Entries from a data source

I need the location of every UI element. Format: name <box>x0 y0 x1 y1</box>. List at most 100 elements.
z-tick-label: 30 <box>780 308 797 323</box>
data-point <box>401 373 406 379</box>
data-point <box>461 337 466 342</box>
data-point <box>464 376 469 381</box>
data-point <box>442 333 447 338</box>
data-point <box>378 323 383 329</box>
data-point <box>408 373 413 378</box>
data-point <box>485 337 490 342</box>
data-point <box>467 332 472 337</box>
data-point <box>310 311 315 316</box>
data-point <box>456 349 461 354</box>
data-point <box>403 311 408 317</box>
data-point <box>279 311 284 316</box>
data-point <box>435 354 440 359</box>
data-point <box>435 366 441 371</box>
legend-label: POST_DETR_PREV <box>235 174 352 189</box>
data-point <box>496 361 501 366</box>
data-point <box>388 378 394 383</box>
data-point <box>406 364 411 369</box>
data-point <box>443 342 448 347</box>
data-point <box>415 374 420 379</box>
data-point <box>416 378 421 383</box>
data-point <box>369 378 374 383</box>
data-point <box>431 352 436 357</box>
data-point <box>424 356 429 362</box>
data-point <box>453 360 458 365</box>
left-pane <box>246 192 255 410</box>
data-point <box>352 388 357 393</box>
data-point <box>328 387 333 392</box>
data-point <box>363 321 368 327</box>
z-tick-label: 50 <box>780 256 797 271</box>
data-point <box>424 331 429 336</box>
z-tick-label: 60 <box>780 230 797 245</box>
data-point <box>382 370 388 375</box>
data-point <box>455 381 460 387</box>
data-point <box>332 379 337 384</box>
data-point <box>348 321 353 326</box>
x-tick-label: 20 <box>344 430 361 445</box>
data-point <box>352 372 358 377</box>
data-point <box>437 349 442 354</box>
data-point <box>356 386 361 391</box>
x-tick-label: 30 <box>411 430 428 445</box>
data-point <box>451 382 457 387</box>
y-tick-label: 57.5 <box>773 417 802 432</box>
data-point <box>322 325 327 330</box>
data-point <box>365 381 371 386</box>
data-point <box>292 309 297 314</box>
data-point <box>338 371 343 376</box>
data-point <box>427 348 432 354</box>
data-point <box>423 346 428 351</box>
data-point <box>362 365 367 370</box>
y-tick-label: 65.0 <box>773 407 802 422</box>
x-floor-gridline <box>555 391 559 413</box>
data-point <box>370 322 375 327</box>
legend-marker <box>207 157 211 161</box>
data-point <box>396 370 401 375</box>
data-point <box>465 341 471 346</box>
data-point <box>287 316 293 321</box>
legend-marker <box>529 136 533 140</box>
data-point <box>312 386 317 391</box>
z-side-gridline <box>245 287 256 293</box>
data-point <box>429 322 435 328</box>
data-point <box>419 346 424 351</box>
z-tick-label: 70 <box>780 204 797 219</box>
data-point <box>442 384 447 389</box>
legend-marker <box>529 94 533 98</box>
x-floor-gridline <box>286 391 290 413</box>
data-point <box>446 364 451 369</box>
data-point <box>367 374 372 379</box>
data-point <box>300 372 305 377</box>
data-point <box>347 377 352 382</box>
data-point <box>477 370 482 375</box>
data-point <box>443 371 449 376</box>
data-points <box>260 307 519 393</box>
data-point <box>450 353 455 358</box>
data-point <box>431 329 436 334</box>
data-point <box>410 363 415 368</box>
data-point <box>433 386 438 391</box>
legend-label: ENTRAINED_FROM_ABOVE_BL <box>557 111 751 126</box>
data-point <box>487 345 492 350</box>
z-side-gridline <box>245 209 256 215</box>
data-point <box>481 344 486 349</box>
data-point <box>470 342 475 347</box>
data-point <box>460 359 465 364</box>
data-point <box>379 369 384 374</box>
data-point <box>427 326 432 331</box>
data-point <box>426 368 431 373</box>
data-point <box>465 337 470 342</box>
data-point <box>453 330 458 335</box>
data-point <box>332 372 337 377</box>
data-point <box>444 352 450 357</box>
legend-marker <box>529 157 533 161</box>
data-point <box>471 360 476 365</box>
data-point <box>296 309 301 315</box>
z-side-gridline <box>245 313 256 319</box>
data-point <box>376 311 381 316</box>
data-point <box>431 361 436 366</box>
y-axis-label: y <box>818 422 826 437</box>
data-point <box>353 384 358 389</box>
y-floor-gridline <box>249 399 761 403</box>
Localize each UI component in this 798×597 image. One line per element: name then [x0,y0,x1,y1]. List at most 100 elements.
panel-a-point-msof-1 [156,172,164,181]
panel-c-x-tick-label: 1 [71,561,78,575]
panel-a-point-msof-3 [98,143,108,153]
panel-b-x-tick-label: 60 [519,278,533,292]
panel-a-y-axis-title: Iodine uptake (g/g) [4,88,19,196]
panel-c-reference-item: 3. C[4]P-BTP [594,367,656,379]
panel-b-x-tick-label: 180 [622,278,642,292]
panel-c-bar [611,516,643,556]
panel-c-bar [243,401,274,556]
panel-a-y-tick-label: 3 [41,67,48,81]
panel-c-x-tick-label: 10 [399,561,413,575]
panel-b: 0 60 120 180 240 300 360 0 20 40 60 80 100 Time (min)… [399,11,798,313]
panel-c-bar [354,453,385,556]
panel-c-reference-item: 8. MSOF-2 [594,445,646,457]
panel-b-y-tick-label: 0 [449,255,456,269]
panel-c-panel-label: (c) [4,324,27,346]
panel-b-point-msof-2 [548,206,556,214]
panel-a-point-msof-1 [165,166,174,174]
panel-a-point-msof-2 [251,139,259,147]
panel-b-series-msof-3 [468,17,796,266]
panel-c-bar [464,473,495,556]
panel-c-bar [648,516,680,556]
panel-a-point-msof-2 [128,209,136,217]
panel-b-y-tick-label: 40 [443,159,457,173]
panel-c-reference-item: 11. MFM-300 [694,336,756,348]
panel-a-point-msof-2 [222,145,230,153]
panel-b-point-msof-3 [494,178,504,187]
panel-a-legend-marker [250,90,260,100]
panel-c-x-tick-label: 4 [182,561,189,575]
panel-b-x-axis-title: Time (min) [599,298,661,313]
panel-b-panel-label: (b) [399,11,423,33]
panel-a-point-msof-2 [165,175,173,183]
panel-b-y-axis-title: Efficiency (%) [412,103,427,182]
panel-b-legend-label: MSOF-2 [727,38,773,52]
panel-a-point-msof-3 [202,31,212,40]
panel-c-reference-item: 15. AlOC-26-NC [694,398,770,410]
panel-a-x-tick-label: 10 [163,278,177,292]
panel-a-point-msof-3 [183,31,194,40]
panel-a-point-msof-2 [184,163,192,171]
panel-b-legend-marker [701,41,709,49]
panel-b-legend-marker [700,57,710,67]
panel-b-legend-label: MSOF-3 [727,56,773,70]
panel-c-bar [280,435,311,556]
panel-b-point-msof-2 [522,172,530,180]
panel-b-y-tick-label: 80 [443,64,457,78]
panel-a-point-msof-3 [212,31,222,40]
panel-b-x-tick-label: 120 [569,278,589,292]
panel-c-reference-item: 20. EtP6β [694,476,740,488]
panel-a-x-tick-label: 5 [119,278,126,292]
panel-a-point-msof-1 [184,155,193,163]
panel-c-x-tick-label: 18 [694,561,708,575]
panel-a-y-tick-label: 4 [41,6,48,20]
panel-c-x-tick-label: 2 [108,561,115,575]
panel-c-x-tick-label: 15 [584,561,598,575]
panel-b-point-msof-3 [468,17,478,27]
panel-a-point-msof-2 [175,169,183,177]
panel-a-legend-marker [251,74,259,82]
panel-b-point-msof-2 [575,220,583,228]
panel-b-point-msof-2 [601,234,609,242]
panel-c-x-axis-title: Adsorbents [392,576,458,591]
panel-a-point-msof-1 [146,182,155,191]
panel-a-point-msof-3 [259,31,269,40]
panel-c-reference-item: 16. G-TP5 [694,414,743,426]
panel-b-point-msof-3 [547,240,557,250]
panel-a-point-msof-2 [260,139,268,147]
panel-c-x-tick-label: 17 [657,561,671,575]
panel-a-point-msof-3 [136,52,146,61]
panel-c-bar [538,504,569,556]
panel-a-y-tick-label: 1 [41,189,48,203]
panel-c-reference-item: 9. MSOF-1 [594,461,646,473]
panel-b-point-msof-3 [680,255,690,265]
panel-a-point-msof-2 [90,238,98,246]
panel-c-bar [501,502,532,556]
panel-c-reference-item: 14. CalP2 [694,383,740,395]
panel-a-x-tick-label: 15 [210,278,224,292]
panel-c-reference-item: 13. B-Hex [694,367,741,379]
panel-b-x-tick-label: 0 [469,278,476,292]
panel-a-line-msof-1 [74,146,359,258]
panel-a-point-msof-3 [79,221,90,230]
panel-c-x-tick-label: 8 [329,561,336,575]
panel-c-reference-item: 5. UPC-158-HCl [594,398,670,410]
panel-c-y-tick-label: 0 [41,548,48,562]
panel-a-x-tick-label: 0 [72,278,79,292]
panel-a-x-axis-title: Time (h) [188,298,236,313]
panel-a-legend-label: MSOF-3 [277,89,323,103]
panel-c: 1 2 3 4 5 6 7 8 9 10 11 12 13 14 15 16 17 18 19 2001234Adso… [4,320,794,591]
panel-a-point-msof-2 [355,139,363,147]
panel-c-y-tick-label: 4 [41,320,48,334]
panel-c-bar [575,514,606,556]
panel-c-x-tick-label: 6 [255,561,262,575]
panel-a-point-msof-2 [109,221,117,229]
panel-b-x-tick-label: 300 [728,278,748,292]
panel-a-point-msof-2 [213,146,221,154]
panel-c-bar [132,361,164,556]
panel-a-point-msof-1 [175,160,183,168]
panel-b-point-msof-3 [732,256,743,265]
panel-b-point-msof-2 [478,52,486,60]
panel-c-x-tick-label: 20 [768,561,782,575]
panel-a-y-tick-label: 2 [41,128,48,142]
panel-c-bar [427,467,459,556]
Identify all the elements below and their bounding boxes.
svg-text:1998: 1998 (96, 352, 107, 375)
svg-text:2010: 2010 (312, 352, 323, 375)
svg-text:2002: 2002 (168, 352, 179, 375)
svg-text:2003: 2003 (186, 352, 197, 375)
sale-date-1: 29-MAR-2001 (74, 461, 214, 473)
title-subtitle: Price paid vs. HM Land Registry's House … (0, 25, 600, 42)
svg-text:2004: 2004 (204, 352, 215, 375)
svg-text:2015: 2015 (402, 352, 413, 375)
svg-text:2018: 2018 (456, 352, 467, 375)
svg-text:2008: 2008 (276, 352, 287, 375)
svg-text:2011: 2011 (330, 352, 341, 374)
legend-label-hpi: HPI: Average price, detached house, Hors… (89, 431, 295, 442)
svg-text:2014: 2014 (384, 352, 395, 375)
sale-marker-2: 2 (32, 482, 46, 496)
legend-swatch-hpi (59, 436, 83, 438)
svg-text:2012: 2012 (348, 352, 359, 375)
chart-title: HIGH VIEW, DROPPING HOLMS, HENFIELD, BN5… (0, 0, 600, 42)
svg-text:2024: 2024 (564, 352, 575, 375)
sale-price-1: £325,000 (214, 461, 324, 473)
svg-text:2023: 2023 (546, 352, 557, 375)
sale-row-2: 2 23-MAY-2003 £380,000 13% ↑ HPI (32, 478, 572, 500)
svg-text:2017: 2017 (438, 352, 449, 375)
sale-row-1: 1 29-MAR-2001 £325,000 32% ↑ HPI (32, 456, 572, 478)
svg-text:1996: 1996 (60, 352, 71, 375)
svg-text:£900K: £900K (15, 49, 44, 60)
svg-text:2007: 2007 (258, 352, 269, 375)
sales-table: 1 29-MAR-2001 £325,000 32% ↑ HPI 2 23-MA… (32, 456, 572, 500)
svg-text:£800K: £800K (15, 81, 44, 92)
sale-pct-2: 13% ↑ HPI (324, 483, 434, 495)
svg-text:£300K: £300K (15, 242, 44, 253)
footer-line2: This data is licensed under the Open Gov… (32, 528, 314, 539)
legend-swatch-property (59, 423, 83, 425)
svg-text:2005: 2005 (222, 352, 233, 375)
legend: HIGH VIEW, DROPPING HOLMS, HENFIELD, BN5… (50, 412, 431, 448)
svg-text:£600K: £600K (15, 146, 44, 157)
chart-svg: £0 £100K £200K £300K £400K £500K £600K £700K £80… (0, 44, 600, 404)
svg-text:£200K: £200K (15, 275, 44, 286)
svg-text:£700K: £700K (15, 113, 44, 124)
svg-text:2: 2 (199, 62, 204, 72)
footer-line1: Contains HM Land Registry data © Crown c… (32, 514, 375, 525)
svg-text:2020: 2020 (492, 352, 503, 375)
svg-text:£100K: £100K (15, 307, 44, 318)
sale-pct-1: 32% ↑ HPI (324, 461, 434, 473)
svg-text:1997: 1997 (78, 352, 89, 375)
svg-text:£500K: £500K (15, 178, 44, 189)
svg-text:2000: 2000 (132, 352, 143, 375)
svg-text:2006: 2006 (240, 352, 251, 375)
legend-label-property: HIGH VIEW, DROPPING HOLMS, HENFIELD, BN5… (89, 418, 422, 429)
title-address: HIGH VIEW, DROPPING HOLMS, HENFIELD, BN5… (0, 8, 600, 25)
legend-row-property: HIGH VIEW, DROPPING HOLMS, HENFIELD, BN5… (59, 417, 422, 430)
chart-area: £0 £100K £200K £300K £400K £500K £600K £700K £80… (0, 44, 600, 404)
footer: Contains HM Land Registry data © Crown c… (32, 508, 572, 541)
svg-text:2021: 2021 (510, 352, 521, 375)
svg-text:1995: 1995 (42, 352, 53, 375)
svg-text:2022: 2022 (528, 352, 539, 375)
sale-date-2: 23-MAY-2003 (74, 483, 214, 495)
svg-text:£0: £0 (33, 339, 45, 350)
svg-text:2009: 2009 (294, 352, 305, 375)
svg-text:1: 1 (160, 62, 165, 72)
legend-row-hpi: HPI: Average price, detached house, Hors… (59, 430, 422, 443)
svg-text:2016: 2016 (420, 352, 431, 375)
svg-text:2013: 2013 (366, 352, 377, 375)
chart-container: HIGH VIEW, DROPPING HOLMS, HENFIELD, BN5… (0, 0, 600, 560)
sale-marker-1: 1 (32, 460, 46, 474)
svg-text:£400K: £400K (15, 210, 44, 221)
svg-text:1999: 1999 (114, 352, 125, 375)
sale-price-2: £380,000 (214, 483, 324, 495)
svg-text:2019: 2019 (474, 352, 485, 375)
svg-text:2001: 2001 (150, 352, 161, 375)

• To be done: Output the entries from the start through the line containing "data-point <box>467 332 472 337</box>" as a numbered list, including both ends and omitting blank lines.

• Written solution:
1. I need the location of every UI element. Format: name <box>x0 y0 x1 y1</box>. List at most 100 elements.
2. z-tick-label: 30 <box>780 308 797 323</box>
3. data-point <box>401 373 406 379</box>
4. data-point <box>461 337 466 342</box>
5. data-point <box>464 376 469 381</box>
6. data-point <box>442 333 447 338</box>
7. data-point <box>378 323 383 329</box>
8. data-point <box>408 373 413 378</box>
9. data-point <box>485 337 490 342</box>
10. data-point <box>467 332 472 337</box>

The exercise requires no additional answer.